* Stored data
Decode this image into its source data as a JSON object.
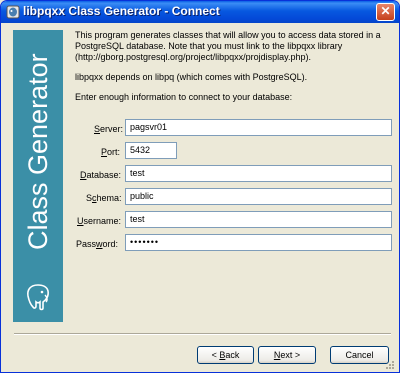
{
  "window": {
    "title": "libpqxx Class Generator - Connect",
    "close_label": "✕"
  },
  "banner": {
    "text": "Class Generator",
    "logo_icon": "postgresql-elephant-icon",
    "color": "#3b8fa7"
  },
  "intro": {
    "paragraph1": "This program generates classes that will allow you to access data stored in a PostgreSQL database. Note that you must link to the libpqxx library (http://gborg.postgresql.org/project/libpqxx/projdisplay.php).",
    "paragraph2": "libpqxx depends on libpq (which comes with PostgreSQL).",
    "paragraph3": "Enter enough information to connect to your database:"
  },
  "fields": {
    "server": {
      "label_pre": "",
      "label_key": "S",
      "label_post": "erver:",
      "value": "pagsvr01"
    },
    "port": {
      "label_pre": "",
      "label_key": "P",
      "label_post": "ort:",
      "value": "5432"
    },
    "database": {
      "label_pre": "",
      "label_key": "D",
      "label_post": "atabase:",
      "value": "test"
    },
    "schema": {
      "label_pre": "S",
      "label_key": "c",
      "label_post": "hema:",
      "value": "public"
    },
    "username": {
      "label_pre": "",
      "label_key": "U",
      "label_post": "sername:",
      "value": "test"
    },
    "password": {
      "label_pre": "Pass",
      "label_key": "w",
      "label_post": "ord:",
      "value": "•••••••"
    }
  },
  "buttons": {
    "back": {
      "prefix": "< ",
      "key": "B",
      "rest": "ack"
    },
    "next": {
      "prefix": "",
      "key": "N",
      "rest": "ext >"
    },
    "cancel": {
      "label": "Cancel"
    }
  }
}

* TASK DESCRIPTION
Repeat the listing in full and exactly. Leave any pictures out.

* THE ANSWER
Decode this image into its source data as a JSON object.
{
  "window": {
    "title": "libpqxx Class Generator - Connect",
    "close_label": "✕"
  },
  "banner": {
    "text": "Class Generator",
    "logo_icon": "postgresql-elephant-icon",
    "color": "#3b8fa7"
  },
  "intro": {
    "paragraph1": "This program generates classes that will allow you to access data stored in a PostgreSQL database. Note that you must link to the libpqxx library (http://gborg.postgresql.org/project/libpqxx/projdisplay.php).",
    "paragraph2": "libpqxx depends on libpq (which comes with PostgreSQL).",
    "paragraph3": "Enter enough information to connect to your database:"
  },
  "fields": {
    "server": {
      "label_pre": "",
      "label_key": "S",
      "label_post": "erver:",
      "value": "pagsvr01"
    },
    "port": {
      "label_pre": "",
      "label_key": "P",
      "label_post": "ort:",
      "value": "5432"
    },
    "database": {
      "label_pre": "",
      "label_key": "D",
      "label_post": "atabase:",
      "value": "test"
    },
    "schema": {
      "label_pre": "S",
      "label_key": "c",
      "label_post": "hema:",
      "value": "public"
    },
    "username": {
      "label_pre": "",
      "label_key": "U",
      "label_post": "sername:",
      "value": "test"
    },
    "password": {
      "label_pre": "Pass",
      "label_key": "w",
      "label_post": "ord:",
      "value": "•••••••"
    }
  },
  "buttons": {
    "back": {
      "prefix": "< ",
      "key": "B",
      "rest": "ack"
    },
    "next": {
      "prefix": "",
      "key": "N",
      "rest": "ext >"
    },
    "cancel": {
      "label": "Cancel"
    }
  }
}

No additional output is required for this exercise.